What you need to do >>
Print the whole listing exactly.

Data supplied >>

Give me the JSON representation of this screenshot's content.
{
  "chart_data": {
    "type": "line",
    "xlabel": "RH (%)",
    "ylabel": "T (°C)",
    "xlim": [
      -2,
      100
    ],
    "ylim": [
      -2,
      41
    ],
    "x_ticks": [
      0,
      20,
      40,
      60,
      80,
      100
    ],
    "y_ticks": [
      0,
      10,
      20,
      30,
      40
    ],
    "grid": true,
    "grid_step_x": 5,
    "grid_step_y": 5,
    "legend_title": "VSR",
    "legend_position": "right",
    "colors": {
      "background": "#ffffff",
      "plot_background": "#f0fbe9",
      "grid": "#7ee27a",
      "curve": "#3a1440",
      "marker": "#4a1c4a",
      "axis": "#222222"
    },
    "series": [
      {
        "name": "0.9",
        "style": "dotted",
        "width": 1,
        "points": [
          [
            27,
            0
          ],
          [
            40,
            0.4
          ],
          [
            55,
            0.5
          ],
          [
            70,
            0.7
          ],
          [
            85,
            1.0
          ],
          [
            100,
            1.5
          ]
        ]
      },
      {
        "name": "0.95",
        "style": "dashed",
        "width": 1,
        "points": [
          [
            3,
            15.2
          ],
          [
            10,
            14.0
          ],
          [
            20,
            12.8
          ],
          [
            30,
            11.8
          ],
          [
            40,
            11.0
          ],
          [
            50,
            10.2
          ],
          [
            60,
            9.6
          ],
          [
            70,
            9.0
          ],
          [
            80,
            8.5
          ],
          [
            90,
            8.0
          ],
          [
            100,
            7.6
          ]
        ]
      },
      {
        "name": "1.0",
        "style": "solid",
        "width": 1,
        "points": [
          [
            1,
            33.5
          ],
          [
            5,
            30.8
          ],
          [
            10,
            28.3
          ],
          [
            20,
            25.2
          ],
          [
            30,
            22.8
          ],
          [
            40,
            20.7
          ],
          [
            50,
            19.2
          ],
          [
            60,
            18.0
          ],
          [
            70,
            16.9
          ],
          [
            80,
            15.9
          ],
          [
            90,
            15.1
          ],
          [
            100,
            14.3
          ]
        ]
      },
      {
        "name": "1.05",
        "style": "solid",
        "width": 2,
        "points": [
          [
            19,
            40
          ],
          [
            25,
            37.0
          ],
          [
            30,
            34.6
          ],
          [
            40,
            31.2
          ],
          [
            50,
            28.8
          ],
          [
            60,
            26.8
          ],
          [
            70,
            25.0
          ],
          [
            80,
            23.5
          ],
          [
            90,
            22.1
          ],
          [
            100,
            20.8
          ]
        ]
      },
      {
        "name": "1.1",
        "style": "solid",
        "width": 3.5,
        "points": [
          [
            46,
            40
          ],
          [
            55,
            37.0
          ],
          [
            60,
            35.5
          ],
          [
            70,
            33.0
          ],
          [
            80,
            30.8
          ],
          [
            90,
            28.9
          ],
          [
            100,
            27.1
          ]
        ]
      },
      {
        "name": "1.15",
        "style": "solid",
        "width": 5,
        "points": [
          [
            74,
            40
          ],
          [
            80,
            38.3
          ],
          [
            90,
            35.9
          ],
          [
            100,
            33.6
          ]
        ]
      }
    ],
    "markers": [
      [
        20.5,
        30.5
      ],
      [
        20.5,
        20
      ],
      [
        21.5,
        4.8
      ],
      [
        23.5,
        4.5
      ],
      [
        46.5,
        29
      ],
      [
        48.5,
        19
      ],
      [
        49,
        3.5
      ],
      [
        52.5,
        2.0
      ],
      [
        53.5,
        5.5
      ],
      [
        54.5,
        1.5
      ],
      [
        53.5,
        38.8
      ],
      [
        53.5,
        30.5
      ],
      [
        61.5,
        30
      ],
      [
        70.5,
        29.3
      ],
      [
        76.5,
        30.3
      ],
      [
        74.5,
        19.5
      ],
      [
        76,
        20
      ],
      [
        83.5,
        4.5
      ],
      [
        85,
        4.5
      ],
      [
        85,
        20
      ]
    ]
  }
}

Solved exercise >>
Give me the JSON representation of this screenshot's content.
{
  "chart_data": {
    "type": "line",
    "xlabel": "RH (%)",
    "ylabel": "T (°C)",
    "xlim": [
      -2,
      100
    ],
    "ylim": [
      -2,
      41
    ],
    "x_ticks": [
      0,
      20,
      40,
      60,
      80,
      100
    ],
    "y_ticks": [
      0,
      10,
      20,
      30,
      40
    ],
    "grid": true,
    "grid_step_x": 5,
    "grid_step_y": 5,
    "legend_title": "VSR",
    "legend_position": "right",
    "colors": {
      "background": "#ffffff",
      "plot_background": "#f0fbe9",
      "grid": "#7ee27a",
      "curve": "#3a1440",
      "marker": "#4a1c4a",
      "axis": "#222222"
    },
    "series": [
      {
        "name": "0.9",
        "style": "dotted",
        "width": 1,
        "points": [
          [
            27,
            0
          ],
          [
            40,
            0.4
          ],
          [
            55,
            0.5
          ],
          [
            70,
            0.7
          ],
          [
            85,
            1.0
          ],
          [
            100,
            1.5
          ]
        ]
      },
      {
        "name": "0.95",
        "style": "dashed",
        "width": 1,
        "points": [
          [
            3,
            15.2
          ],
          [
            10,
            14.0
          ],
          [
            20,
            12.8
          ],
          [
            30,
            11.8
          ],
          [
            40,
            11.0
          ],
          [
            50,
            10.2
          ],
          [
            60,
            9.6
          ],
          [
            70,
            9.0
          ],
          [
            80,
            8.5
          ],
          [
            90,
            8.0
          ],
          [
            100,
            7.6
          ]
        ]
      },
      {
        "name": "1.0",
        "style": "solid",
        "width": 1,
        "points": [
          [
            1,
            33.5
          ],
          [
            5,
            30.8
          ],
          [
            10,
            28.3
          ],
          [
            20,
            25.2
          ],
          [
            30,
            22.8
          ],
          [
            40,
            20.7
          ],
          [
            50,
            19.2
          ],
          [
            60,
            18.0
          ],
          [
            70,
            16.9
          ],
          [
            80,
            15.9
          ],
          [
            90,
            15.1
          ],
          [
            100,
            14.3
          ]
        ]
      },
      {
        "name": "1.05",
        "style": "solid",
        "width": 2,
        "points": [
          [
            19,
            40
          ],
          [
            25,
            37.0
          ],
          [
            30,
            34.6
          ],
          [
            40,
            31.2
          ],
          [
            50,
            28.8
          ],
          [
            60,
            26.8
          ],
          [
            70,
            25.0
          ],
          [
            80,
            23.5
          ],
          [
            90,
            22.1
          ],
          [
            100,
            20.8
          ]
        ]
      },
      {
        "name": "1.1",
        "style": "solid",
        "width": 3.5,
        "points": [
          [
            46,
            40
          ],
          [
            55,
            37.0
          ],
          [
            60,
            35.5
          ],
          [
            70,
            33.0
          ],
          [
            80,
            30.8
          ],
          [
            90,
            28.9
          ],
          [
            100,
            27.1
          ]
        ]
      },
      {
        "name": "1.15",
        "style": "solid",
        "width": 5,
        "points": [
          [
            74,
            40
          ],
          [
            80,
            38.3
          ],
          [
            90,
            35.9
          ],
          [
            100,
            33.6
          ]
        ]
      }
    ],
    "markers": [
      [
        20.5,
        30.5
      ],
      [
        20.5,
        20
      ],
      [
        21.5,
        4.8
      ],
      [
        23.5,
        4.5
      ],
      [
        46.5,
        29
      ],
      [
        48.5,
        19
      ],
      [
        49,
        3.5
      ],
      [
        52.5,
        2.0
      ],
      [
        53.5,
        5.5
      ],
      [
        54.5,
        1.5
      ],
      [
        53.5,
        38.8
      ],
      [
        53.5,
        30.5
      ],
      [
        61.5,
        30
      ],
      [
        70.5,
        29.3
      ],
      [
        76.5,
        30.3
      ],
      [
        74.5,
        19.5
      ],
      [
        76,
        20
      ],
      [
        83.5,
        4.5
      ],
      [
        85,
        4.5
      ],
      [
        85,
        20
      ]
    ]
  }
}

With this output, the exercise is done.